* YOUR TASK
Copy out every line that contains "Digits".

* MATERIAL PROVIDED

_ _ _

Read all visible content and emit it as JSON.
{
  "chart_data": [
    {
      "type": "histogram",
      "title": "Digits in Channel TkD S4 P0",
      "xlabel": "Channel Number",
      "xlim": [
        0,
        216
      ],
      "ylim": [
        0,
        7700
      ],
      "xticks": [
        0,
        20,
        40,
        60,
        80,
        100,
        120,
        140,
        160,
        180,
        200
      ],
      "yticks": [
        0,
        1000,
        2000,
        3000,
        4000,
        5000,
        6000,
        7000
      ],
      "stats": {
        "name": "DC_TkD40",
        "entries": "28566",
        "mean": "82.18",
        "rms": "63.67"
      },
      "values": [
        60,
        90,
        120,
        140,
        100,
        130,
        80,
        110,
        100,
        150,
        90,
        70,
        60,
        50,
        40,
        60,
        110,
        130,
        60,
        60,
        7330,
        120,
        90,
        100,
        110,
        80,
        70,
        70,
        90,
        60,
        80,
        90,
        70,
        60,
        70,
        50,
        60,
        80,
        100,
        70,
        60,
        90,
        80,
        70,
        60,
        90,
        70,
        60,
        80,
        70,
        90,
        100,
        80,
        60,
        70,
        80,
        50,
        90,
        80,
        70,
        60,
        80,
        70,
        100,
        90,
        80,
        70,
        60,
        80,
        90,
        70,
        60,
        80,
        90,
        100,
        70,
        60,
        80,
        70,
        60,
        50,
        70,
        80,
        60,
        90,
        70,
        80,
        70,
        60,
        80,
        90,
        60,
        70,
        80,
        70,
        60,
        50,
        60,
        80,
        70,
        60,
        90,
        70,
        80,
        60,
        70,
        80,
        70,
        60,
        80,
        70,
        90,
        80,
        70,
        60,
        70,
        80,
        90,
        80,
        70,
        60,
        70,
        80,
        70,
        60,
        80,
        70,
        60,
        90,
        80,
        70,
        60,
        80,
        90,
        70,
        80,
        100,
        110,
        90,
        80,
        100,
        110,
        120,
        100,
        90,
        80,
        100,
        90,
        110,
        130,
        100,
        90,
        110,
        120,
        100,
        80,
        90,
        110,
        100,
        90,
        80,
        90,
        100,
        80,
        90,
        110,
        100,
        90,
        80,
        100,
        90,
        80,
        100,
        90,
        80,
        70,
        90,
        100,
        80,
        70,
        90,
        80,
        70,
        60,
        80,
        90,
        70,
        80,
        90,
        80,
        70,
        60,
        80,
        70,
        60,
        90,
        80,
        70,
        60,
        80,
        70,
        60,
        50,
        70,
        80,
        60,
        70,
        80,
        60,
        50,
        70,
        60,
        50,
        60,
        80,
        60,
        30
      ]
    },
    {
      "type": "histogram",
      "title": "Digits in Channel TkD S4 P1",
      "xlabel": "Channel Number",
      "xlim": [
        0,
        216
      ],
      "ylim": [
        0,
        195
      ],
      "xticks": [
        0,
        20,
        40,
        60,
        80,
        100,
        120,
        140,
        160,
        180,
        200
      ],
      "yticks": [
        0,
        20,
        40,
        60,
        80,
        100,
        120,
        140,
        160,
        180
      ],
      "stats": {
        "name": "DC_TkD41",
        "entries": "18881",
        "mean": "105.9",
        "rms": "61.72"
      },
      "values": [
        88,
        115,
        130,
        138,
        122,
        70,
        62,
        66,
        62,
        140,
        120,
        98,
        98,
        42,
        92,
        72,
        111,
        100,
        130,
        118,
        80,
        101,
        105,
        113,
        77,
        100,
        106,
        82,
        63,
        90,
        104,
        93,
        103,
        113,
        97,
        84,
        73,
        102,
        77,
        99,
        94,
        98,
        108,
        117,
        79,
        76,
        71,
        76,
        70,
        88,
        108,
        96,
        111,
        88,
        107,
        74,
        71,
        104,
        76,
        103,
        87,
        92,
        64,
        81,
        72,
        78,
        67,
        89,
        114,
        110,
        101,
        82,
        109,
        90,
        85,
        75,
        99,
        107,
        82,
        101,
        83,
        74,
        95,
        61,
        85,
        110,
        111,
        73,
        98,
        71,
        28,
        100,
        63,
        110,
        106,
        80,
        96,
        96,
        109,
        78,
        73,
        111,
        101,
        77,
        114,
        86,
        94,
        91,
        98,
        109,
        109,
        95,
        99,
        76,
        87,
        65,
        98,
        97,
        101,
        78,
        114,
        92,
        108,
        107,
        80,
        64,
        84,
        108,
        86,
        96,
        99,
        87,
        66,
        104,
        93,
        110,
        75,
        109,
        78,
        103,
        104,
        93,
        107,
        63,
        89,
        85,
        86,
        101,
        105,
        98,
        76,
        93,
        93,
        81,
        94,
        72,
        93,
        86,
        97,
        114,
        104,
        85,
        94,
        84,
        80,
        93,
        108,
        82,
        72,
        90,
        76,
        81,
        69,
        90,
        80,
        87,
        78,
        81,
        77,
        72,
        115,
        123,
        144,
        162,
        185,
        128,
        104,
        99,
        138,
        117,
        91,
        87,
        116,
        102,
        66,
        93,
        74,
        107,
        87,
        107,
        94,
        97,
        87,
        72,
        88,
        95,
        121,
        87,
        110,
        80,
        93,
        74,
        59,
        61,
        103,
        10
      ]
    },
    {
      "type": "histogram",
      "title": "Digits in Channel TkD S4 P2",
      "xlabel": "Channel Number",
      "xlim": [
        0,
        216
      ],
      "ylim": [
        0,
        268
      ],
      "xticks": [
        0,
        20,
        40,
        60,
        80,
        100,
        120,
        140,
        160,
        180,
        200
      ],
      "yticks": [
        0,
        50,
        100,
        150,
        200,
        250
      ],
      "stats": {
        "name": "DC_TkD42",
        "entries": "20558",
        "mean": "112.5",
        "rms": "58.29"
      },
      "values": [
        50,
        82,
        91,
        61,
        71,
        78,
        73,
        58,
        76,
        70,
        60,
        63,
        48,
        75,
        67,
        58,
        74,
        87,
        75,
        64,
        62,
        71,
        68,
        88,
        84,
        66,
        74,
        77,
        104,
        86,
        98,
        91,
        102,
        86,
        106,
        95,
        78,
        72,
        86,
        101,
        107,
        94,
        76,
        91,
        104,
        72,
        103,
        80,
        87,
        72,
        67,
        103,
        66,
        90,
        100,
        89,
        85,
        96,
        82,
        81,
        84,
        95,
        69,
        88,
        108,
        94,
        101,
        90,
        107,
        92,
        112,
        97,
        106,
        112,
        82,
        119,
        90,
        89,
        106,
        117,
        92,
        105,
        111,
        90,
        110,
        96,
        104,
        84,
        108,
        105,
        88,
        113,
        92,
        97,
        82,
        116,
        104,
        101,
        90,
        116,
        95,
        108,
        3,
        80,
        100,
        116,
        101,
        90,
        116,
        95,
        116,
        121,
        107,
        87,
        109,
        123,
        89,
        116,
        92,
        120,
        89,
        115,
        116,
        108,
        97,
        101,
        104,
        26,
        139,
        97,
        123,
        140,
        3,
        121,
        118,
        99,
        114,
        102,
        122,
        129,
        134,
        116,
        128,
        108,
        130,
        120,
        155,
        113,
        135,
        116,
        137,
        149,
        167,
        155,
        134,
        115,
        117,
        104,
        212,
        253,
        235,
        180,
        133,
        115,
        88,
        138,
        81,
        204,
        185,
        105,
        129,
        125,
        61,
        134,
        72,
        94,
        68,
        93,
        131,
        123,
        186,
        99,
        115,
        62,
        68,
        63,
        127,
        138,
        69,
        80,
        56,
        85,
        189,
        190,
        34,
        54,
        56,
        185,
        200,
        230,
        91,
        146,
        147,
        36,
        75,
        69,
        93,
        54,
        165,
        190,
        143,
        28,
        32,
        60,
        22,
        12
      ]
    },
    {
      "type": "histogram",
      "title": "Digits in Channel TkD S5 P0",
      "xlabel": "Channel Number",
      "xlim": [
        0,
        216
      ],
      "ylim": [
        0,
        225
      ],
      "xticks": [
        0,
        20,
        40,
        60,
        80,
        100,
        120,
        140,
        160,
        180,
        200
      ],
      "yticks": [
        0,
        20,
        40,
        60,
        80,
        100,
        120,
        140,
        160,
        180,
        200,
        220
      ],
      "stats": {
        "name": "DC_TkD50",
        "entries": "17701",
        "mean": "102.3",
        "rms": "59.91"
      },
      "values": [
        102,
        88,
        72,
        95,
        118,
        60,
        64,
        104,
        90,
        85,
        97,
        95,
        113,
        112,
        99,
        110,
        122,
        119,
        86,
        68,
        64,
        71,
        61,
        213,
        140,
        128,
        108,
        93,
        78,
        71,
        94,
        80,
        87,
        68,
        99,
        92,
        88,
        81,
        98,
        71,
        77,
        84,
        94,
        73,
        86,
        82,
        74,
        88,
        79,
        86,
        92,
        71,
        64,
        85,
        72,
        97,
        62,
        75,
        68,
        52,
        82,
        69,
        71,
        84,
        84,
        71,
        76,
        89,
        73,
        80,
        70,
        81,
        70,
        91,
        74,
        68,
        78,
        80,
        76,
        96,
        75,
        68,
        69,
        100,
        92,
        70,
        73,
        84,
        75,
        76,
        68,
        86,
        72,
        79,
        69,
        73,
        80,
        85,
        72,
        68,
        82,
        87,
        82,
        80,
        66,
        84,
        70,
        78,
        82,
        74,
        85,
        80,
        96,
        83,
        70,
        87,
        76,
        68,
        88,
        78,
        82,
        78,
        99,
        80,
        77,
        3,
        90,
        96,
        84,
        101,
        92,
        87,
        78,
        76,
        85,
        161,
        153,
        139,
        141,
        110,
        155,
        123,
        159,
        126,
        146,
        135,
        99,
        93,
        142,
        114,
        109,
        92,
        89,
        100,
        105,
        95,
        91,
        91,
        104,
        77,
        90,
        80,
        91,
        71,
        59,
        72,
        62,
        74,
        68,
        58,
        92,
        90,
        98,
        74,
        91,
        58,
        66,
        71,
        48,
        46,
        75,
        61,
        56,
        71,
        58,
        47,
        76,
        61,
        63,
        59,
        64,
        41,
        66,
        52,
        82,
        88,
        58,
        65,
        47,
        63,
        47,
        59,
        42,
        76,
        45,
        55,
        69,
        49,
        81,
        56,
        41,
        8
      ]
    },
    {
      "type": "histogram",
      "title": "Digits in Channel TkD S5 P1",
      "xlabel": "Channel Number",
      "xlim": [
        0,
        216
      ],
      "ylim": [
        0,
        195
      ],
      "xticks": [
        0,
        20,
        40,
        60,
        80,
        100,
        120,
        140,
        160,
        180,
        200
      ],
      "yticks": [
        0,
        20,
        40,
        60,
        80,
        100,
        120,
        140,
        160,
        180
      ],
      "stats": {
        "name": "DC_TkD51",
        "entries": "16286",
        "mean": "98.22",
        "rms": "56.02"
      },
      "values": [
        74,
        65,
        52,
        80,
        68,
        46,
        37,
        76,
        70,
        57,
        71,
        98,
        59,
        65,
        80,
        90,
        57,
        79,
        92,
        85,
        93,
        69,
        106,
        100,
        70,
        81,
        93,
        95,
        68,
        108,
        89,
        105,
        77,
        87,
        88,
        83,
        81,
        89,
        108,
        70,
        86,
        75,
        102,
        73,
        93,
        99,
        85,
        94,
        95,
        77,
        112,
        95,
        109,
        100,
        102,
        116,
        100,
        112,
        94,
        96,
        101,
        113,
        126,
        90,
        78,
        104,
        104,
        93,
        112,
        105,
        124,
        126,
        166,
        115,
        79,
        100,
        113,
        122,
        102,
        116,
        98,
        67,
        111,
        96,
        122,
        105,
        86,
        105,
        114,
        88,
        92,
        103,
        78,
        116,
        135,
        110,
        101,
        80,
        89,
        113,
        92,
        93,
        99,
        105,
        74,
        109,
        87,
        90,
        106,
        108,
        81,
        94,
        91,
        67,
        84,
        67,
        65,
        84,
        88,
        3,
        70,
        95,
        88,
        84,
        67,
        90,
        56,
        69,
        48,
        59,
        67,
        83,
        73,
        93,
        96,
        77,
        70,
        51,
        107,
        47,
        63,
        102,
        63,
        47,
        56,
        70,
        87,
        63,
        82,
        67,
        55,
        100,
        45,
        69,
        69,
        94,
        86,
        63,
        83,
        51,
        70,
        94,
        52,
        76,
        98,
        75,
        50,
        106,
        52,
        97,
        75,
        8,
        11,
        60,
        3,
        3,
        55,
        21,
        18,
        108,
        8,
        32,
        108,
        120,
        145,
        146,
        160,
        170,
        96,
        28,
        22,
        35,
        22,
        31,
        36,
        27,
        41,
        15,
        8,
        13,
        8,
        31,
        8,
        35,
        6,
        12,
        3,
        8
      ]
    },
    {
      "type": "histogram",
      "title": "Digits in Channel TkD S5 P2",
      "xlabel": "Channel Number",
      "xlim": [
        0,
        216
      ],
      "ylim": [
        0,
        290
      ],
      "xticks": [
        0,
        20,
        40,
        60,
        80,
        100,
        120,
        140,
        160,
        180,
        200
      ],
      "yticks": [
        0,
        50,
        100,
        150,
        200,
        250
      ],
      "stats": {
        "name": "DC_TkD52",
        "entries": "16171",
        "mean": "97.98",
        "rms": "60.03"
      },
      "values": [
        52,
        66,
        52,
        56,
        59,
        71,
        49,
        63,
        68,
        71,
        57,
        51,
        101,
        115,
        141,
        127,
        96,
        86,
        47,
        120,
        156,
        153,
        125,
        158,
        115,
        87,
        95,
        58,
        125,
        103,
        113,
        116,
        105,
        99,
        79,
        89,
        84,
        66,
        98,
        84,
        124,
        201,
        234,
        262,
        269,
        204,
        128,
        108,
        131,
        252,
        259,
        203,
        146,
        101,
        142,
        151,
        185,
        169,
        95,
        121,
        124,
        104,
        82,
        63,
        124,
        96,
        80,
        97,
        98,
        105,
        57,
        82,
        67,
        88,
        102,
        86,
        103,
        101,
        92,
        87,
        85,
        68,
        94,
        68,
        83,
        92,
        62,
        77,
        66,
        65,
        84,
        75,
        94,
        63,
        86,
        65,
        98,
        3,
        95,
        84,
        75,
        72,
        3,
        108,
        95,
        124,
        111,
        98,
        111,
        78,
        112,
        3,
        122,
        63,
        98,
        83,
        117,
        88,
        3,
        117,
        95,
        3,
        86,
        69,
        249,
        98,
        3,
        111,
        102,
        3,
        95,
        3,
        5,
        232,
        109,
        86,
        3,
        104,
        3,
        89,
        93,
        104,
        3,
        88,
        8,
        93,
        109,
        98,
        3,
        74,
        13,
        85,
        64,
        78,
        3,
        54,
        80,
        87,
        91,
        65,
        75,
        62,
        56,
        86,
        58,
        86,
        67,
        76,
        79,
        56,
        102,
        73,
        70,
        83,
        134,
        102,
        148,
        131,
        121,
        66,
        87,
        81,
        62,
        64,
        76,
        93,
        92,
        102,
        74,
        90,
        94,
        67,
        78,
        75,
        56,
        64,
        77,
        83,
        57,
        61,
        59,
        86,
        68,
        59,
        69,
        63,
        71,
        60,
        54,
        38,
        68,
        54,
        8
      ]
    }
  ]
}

_ _ _

* RIGHT ANSWER
      "title": "Digits in Channel TkD S4 P0",
      "title": "Digits in Channel TkD S4 P1",
      "title": "Digits in Channel TkD S4 P2",
      "title": "Digits in Channel TkD S5 P0",
      "title": "Digits in Channel TkD S5 P1",
      "title": "Digits in Channel TkD S5 P2",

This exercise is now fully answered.